> _Exercise prompt_:
Lift every line from the entries that includes the word "frac".

> _Recorded data_:
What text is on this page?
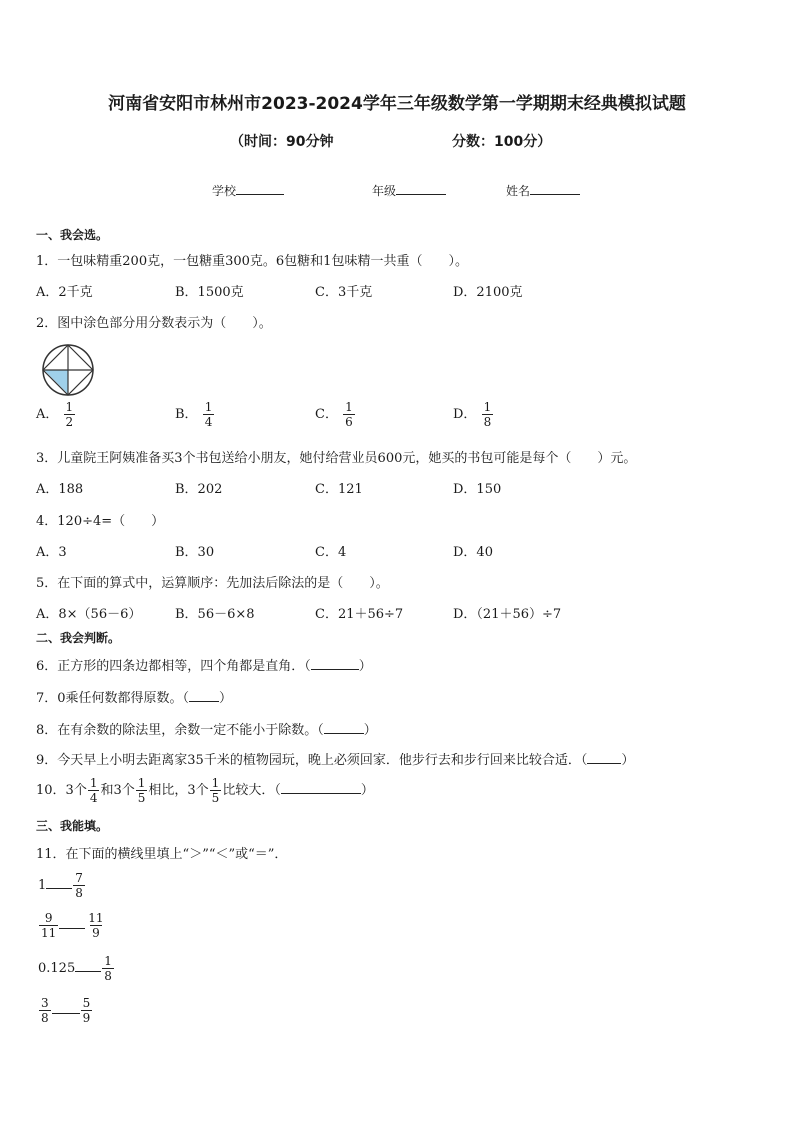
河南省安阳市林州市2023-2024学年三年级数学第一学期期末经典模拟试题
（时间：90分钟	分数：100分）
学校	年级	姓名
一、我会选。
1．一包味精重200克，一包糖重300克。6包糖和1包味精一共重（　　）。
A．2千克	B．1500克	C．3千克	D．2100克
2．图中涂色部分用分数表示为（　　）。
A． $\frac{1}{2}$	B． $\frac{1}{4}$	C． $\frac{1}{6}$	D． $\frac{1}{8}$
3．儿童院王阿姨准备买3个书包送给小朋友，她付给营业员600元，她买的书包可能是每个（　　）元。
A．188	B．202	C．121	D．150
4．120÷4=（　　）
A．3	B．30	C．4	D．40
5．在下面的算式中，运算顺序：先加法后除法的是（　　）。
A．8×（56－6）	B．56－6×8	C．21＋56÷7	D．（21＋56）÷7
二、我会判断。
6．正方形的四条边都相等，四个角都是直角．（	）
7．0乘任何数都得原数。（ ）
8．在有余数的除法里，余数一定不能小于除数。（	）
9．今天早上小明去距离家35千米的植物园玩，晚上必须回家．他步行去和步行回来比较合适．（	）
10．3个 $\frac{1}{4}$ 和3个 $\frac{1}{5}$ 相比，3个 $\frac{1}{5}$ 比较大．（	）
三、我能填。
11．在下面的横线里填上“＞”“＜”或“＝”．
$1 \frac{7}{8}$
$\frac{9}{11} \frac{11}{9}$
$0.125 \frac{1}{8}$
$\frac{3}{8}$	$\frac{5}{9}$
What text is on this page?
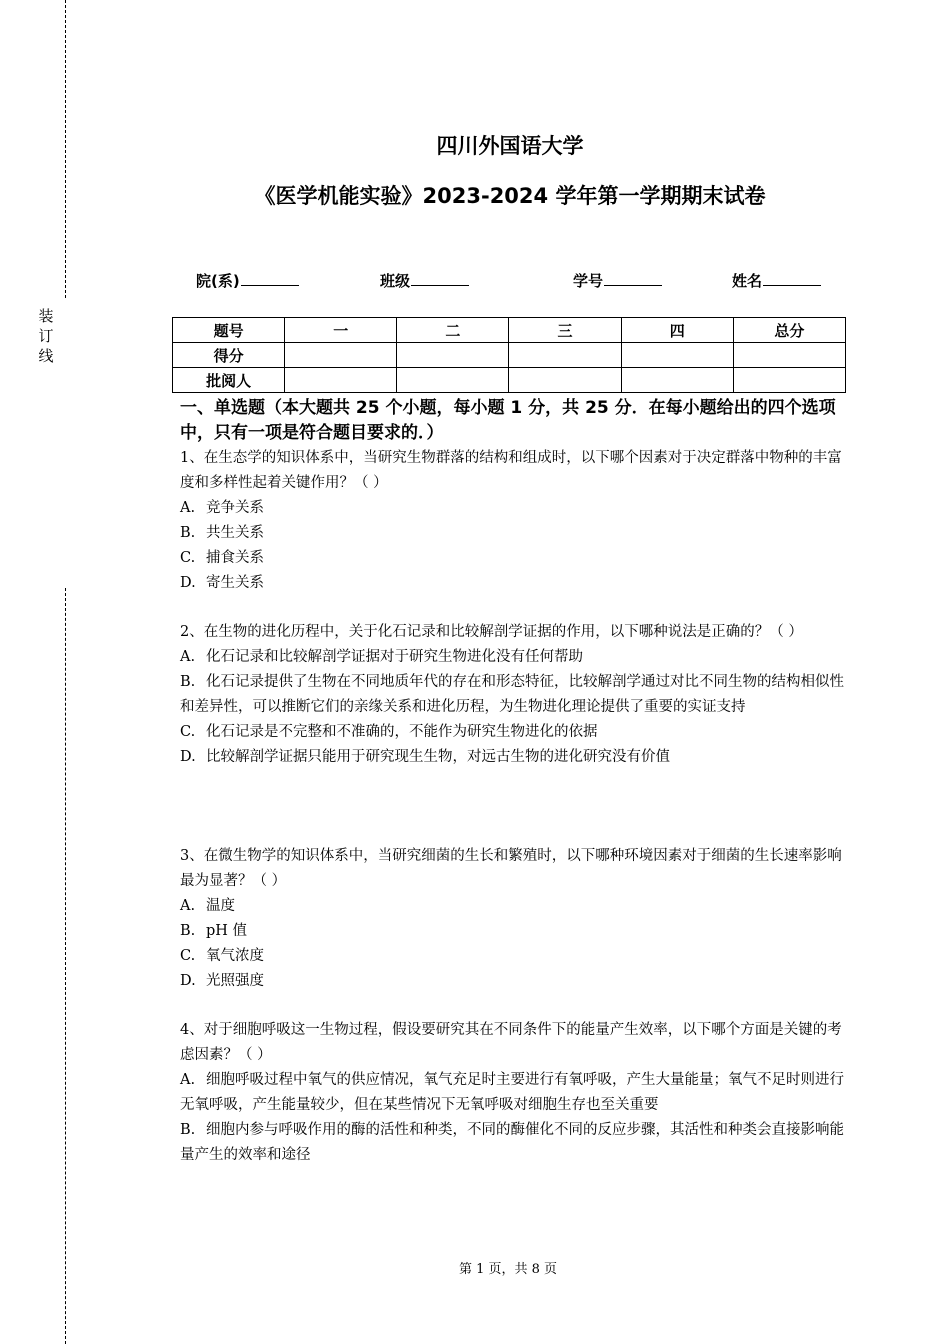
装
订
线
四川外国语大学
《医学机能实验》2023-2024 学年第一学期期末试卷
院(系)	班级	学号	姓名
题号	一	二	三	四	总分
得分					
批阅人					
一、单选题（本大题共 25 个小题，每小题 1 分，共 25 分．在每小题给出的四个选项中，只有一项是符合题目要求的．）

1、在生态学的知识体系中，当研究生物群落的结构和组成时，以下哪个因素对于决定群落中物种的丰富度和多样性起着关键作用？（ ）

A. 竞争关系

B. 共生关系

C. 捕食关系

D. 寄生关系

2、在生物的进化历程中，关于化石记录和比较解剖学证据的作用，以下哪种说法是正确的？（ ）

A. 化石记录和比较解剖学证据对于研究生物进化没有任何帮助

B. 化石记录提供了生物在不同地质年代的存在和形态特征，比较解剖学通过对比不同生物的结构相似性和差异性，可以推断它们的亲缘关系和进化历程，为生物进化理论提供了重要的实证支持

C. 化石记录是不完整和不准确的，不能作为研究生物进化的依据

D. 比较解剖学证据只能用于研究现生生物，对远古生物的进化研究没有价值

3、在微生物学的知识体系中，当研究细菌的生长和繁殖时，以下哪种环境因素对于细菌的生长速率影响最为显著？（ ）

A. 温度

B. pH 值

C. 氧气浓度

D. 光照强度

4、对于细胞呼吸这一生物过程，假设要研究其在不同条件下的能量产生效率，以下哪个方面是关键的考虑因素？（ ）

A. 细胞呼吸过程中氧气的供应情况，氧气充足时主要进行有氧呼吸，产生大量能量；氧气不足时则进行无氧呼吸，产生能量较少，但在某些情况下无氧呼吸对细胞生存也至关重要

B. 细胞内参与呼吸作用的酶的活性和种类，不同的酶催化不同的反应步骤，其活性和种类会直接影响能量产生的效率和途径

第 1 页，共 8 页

> _Output for this task_:
A． $\frac{1}{2}$	B． $\frac{1}{4}$	C． $\frac{1}{6}$	D． $\frac{1}{8}$
10．3个 $\frac{1}{4}$ 和3个 $\frac{1}{5}$ 相比，3个 $\frac{1}{5}$ 比较大．（	）
$1 \frac{7}{8}$
$\frac{9}{11} \frac{11}{9}$
$0.125 \frac{1}{8}$
$\frac{3}{8}$	$\frac{5}{9}$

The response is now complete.